Work to be completed: Each line below must be set down exactly; omit any image you find.

Materials provided:
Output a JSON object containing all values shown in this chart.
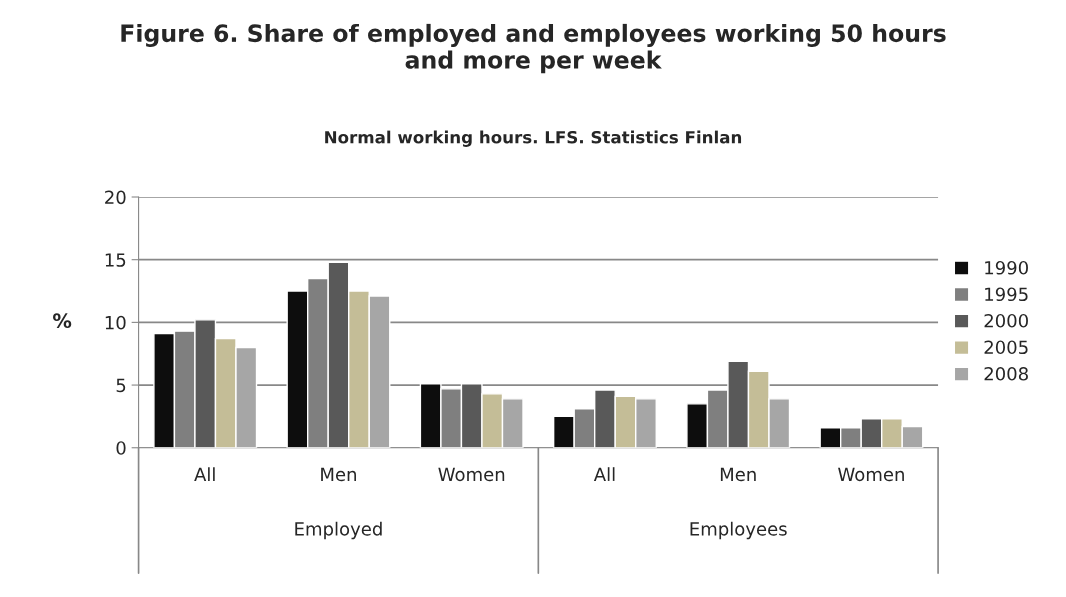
{
  "chart_data": {
    "type": "bar",
    "title": "Figure 6. Share of employed and employees working 50 hours\nand more per week",
    "subtitle": "Normal working hours. LFS. Statistics Finlan",
    "ylabel": "%",
    "categories": [
      "All",
      "Men",
      "Women",
      "All",
      "Men",
      "Women"
    ],
    "annotations": [
      "Employed",
      "Employees"
    ],
    "series": [
      {
        "name": "1990",
        "color": "#0d0d0d",
        "values": [
          9.1,
          12.5,
          5.1,
          2.5,
          3.5,
          1.6
        ]
      },
      {
        "name": "1995",
        "color": "#7f7f7f",
        "values": [
          9.3,
          13.5,
          4.7,
          3.1,
          4.6,
          1.6
        ]
      },
      {
        "name": "2000",
        "color": "#595959",
        "values": [
          10.2,
          14.8,
          5.1,
          4.6,
          6.9,
          2.3
        ]
      },
      {
        "name": "2005",
        "color": "#c4bd97",
        "values": [
          8.7,
          12.5,
          4.3,
          4.1,
          6.1,
          2.3
        ]
      },
      {
        "name": "2008",
        "color": "#a6a6a6",
        "values": [
          8.0,
          12.1,
          3.9,
          3.9,
          3.9,
          1.7
        ]
      }
    ],
    "ylim": [
      0,
      20
    ],
    "yticks": [
      0,
      5,
      10,
      15,
      20
    ],
    "grid": "y",
    "legend": "right"
  }
}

Task solution:
Output a JSON object containing all values shown in this chart.
{
  "chart_data": {
    "type": "bar",
    "title": "Figure 6. Share of employed and employees working 50 hours\nand more per week",
    "subtitle": "Normal working hours. LFS. Statistics Finlan",
    "ylabel": "%",
    "categories": [
      "All",
      "Men",
      "Women",
      "All",
      "Men",
      "Women"
    ],
    "annotations": [
      "Employed",
      "Employees"
    ],
    "series": [
      {
        "name": "1990",
        "color": "#0d0d0d",
        "values": [
          9.1,
          12.5,
          5.1,
          2.5,
          3.5,
          1.6
        ]
      },
      {
        "name": "1995",
        "color": "#7f7f7f",
        "values": [
          9.3,
          13.5,
          4.7,
          3.1,
          4.6,
          1.6
        ]
      },
      {
        "name": "2000",
        "color": "#595959",
        "values": [
          10.2,
          14.8,
          5.1,
          4.6,
          6.9,
          2.3
        ]
      },
      {
        "name": "2005",
        "color": "#c4bd97",
        "values": [
          8.7,
          12.5,
          4.3,
          4.1,
          6.1,
          2.3
        ]
      },
      {
        "name": "2008",
        "color": "#a6a6a6",
        "values": [
          8.0,
          12.1,
          3.9,
          3.9,
          3.9,
          1.7
        ]
      }
    ],
    "ylim": [
      0,
      20
    ],
    "yticks": [
      0,
      5,
      10,
      15,
      20
    ],
    "grid": "y",
    "legend": "right"
  }
}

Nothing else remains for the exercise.